- _Dataset items_
· · · ·
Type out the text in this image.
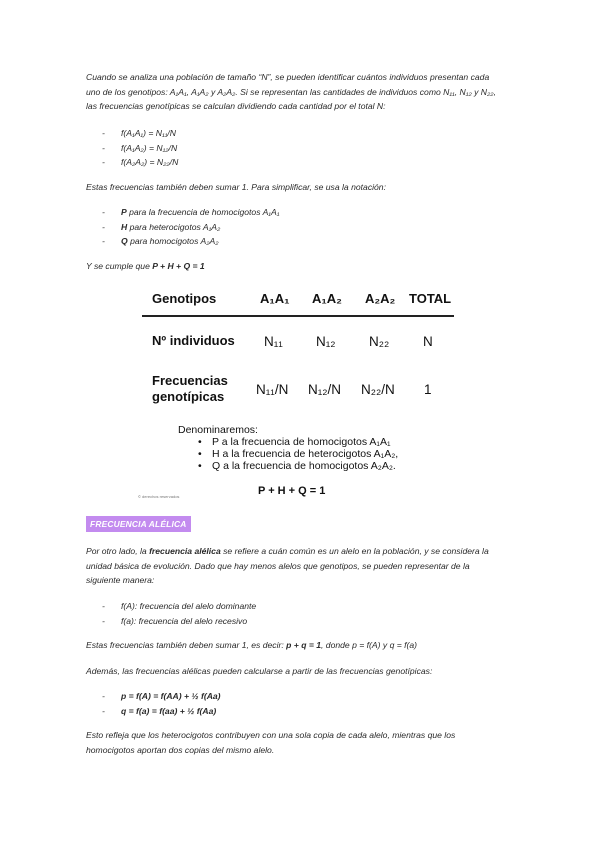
Cuando se analiza una población de tamaño “N”, se pueden identificar cuántos individuos presentan cada
uno de los genotipos: A₁A₁, A₁A₂ y A₂A₂. Si se representan las cantidades de individuos como N₁₁, N₁₂ y N₂₂,
las frecuencias genotípicas se calculan dividiendo cada cantidad por el total N:
- f(A₁A₁) = N₁₁/N
- f(A₁A₂) = N₁₂/N
- f(A₂A₂) = N₂₂/N
Estas frecuencias también deben sumar 1. Para simplificar, se usa la notación:
- P para la frecuencia de homocigotos A₁A₁
- H para heterocigotos A₁A₂
- Q para homocigotos A₂A₂
Y se cumple que P + H + Q = 1
Genotipos	A₁A₁ A₁A₂ A₂A₂ TOTAL
Nº individuos N₁₁ N₁₂ N₂₂	N
Frecuencias
genotípicas N₁₁/N N₁₂/N N₂₂/N 1
Denominaremos:
• P a la frecuencia de homocigotos A₁A₁
• H a la frecuencia de heterocigotos A₁A₂,
• Q a la frecuencia de homocigotos A₂A₂.
P + H + Q = 1
© derechos reservados
FRECUENCIA ALÉLICA
Por otro lado, la frecuencia alélica se refiere a cuán común es un alelo en la población, y se considera la
unidad básica de evolución. Dado que hay menos alelos que genotipos, se pueden representar de la
siguiente manera:
- f(A): frecuencia del alelo dominante
- f(a): frecuencia del alelo recesivo
Estas frecuencias también deben sumar 1, es decir: p + q = 1, donde p = f(A) y q = f(a)
Además, las frecuencias alélicas pueden calcularse a partir de las frecuencias genotípicas:
- p = f(A) = f(AA) + ½ f(Aa)
- q = f(a) = f(aa) + ½ f(Aa)
Esto refleja que los heterocigotos contribuyen con una sola copia de cada alelo, mientras que los
homocigotos aportan dos copias del mismo alelo.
· · · ·
- _WORK REQUIRED_
Copy each line that contains the word "pueden".

- _EXERCISE OUTPUT_
Cuando se analiza una población de tamaño “N”, se pueden identificar cuántos individuos presentan cada
unidad básica de evolución. Dado que hay menos alelos que genotipos, se pueden representar de la
Además, las frecuencias alélicas pueden calcularse a partir de las frecuencias genotípicas:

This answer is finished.